[Stored items]

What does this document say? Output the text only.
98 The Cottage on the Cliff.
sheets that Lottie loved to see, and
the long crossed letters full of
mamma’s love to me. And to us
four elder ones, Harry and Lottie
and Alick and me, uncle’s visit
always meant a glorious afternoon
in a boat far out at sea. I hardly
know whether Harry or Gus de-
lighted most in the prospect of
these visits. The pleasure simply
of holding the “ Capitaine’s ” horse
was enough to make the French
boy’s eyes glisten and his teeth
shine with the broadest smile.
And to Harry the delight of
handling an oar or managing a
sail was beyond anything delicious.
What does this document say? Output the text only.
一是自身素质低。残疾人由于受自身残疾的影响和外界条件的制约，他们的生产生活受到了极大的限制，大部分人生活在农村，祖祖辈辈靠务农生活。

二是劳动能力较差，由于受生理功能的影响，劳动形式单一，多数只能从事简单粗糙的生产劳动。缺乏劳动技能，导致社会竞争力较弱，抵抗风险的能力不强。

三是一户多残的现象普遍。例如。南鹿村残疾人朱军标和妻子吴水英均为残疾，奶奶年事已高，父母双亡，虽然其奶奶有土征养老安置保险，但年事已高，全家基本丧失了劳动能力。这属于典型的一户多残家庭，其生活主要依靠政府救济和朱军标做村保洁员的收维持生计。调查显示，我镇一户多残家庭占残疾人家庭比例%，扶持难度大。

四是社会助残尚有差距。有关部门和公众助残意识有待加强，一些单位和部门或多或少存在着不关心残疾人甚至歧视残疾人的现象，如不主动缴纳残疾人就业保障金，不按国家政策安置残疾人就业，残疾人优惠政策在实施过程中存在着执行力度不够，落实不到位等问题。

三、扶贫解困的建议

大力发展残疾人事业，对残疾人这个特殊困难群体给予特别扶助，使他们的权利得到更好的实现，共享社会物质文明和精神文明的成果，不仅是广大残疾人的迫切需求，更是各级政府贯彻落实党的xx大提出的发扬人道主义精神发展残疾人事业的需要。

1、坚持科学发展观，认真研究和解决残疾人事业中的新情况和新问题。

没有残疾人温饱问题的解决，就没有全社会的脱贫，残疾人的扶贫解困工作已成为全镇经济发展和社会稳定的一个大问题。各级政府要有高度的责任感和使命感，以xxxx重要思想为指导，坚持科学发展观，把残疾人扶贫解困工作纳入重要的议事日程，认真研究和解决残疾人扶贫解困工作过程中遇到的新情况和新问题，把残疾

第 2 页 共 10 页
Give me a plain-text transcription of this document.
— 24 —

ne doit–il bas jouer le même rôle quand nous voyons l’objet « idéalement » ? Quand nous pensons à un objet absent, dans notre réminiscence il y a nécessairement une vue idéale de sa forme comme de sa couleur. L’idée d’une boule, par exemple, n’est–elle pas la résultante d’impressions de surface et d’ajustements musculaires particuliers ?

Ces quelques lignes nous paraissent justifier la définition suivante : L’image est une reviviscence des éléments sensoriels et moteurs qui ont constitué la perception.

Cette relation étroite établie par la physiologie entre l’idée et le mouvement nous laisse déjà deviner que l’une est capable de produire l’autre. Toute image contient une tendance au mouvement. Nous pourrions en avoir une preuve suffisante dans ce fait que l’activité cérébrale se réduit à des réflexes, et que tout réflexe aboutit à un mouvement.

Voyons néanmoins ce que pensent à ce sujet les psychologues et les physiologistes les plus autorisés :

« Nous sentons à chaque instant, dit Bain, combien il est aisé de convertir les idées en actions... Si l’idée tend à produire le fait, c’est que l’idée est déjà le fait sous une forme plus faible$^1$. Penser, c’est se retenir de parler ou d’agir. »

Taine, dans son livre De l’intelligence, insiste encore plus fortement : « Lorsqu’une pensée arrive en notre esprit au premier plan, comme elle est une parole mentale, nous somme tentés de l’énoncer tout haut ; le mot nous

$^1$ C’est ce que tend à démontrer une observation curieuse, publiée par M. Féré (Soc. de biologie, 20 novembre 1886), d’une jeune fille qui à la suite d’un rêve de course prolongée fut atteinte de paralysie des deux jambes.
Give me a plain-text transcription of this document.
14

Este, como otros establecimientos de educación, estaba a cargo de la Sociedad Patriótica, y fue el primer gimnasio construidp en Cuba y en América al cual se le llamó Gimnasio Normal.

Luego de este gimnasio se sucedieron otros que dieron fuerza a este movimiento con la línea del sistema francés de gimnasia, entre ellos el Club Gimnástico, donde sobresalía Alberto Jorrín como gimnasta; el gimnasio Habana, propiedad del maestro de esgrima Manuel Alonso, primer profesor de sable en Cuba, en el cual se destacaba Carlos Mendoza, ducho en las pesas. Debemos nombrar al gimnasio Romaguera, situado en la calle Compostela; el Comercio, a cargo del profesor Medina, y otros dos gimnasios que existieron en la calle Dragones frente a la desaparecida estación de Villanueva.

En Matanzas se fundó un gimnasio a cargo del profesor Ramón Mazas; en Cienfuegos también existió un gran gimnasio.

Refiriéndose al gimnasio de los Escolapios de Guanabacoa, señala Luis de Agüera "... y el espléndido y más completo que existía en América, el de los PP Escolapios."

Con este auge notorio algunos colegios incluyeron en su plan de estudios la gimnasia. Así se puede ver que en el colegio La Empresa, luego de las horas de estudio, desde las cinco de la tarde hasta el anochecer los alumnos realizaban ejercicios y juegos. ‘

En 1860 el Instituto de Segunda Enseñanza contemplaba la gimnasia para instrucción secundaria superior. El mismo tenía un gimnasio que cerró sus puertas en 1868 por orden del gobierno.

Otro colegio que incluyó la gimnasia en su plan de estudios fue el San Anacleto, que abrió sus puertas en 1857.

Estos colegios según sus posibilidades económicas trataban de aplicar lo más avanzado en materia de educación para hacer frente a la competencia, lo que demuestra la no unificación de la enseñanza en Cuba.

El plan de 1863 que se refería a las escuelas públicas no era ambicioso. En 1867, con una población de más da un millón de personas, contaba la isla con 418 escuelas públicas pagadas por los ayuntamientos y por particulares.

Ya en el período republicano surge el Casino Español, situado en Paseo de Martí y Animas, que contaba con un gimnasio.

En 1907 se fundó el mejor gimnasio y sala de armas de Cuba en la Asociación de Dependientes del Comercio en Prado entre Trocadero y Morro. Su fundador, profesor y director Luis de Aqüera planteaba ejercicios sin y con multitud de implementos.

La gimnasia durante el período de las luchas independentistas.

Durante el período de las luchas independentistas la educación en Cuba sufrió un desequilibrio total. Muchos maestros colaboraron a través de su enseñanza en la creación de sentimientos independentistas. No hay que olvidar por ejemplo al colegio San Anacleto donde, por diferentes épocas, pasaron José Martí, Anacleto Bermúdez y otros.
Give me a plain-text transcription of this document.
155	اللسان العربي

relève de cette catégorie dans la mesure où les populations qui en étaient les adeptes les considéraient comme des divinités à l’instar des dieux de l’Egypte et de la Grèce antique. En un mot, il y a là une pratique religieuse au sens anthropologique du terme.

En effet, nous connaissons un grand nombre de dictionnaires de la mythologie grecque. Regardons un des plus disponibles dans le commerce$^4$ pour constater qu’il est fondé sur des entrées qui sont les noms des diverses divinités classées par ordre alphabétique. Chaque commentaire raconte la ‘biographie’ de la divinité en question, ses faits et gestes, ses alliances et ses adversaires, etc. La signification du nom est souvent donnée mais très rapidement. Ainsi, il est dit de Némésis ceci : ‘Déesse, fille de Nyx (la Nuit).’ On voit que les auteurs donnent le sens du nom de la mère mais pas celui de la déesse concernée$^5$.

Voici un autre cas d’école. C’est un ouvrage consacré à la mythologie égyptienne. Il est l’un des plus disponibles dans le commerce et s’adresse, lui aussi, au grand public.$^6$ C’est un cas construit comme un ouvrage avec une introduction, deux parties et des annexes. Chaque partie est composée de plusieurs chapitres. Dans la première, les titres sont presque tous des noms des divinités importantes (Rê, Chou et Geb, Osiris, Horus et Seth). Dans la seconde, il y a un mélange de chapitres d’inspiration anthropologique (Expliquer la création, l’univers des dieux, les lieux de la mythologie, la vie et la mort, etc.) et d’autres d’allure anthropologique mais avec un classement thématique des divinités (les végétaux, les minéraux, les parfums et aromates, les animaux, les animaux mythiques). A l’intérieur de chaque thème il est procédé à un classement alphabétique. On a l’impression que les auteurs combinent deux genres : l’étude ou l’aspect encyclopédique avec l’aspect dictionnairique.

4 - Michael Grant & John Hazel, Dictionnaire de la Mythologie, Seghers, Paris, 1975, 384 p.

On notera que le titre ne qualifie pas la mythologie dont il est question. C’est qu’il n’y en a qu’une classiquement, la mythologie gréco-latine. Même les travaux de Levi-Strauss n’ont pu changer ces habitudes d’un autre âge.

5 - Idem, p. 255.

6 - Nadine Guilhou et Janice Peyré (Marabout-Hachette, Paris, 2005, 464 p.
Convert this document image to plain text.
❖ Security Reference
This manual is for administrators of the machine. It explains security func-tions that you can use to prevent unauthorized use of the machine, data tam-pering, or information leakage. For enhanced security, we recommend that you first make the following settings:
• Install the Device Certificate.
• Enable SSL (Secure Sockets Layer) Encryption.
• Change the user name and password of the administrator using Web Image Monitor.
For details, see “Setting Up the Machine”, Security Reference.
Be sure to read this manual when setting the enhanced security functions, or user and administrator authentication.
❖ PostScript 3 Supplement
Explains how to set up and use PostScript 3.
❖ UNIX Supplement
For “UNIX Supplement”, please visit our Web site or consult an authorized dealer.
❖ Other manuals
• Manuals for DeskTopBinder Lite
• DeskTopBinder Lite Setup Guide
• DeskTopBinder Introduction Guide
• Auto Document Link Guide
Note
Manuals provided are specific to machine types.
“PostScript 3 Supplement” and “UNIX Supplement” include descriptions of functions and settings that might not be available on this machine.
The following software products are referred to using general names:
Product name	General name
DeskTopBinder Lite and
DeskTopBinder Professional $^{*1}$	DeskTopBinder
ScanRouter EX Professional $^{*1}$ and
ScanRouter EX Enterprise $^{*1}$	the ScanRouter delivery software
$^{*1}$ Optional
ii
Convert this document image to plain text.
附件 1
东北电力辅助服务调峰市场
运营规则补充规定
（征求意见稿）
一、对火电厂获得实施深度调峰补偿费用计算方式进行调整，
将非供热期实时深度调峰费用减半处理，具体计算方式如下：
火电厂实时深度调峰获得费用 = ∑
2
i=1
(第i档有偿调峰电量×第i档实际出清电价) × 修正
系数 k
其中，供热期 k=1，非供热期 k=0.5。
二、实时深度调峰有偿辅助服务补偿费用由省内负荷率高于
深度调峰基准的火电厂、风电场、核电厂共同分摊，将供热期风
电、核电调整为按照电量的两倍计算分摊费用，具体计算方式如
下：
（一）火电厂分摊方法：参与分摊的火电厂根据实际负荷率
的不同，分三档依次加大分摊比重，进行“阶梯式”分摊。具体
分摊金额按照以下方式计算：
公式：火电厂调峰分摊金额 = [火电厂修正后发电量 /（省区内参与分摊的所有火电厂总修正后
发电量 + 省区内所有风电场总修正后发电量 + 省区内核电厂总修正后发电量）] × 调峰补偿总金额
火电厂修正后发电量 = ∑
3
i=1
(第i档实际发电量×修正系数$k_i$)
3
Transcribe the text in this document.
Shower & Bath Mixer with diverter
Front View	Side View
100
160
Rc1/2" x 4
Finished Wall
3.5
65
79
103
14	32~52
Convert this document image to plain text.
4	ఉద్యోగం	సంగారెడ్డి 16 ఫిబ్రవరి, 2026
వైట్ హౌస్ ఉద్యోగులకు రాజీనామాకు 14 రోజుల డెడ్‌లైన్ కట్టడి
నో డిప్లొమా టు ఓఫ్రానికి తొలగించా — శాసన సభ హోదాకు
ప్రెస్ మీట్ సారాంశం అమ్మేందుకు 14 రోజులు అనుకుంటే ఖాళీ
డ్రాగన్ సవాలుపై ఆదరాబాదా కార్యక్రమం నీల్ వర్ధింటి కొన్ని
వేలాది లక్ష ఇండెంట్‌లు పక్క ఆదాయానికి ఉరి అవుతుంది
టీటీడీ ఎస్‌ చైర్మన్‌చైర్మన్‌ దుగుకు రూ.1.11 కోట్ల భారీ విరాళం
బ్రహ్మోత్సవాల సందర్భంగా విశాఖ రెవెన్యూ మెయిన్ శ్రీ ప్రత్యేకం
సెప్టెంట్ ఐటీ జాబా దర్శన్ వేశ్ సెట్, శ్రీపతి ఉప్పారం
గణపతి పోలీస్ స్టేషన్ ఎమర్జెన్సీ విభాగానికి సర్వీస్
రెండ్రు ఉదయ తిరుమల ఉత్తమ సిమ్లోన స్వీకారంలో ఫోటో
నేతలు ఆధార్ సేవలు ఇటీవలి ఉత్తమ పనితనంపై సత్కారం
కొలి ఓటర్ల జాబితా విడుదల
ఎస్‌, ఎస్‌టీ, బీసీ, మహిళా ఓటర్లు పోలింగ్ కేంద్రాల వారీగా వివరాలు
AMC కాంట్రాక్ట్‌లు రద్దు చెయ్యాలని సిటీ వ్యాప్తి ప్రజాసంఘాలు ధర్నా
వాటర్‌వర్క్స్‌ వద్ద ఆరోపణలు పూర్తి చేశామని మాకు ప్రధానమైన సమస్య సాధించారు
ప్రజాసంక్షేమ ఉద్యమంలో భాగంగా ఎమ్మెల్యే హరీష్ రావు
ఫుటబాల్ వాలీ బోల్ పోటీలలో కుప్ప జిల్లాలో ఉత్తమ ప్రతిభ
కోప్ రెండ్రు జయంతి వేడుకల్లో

Exercise directions. Which lines of the material contain the string "déjà"? List each of them.

Full answer.
Cette relation étroite établie par la physiologie entre l’idée et le mouvement nous laisse déjà deviner que l’une est capable de produire l’autre. Toute image contient une tendance au mouvement. Nous pourrions en avoir une preuve suffisante dans ce fait que l’activité cérébrale se réduit à des réflexes, et que tout réflexe aboutit à un mouvement.
« Nous sentons à chaque instant, dit Bain, combien il est aisé de convertir les idées en actions... Si l’idée tend à produire le fait, c’est que l’idée est déjà le fait sous une forme plus faible$^1$. Penser, c’est se retenir de parler ou d’agir. »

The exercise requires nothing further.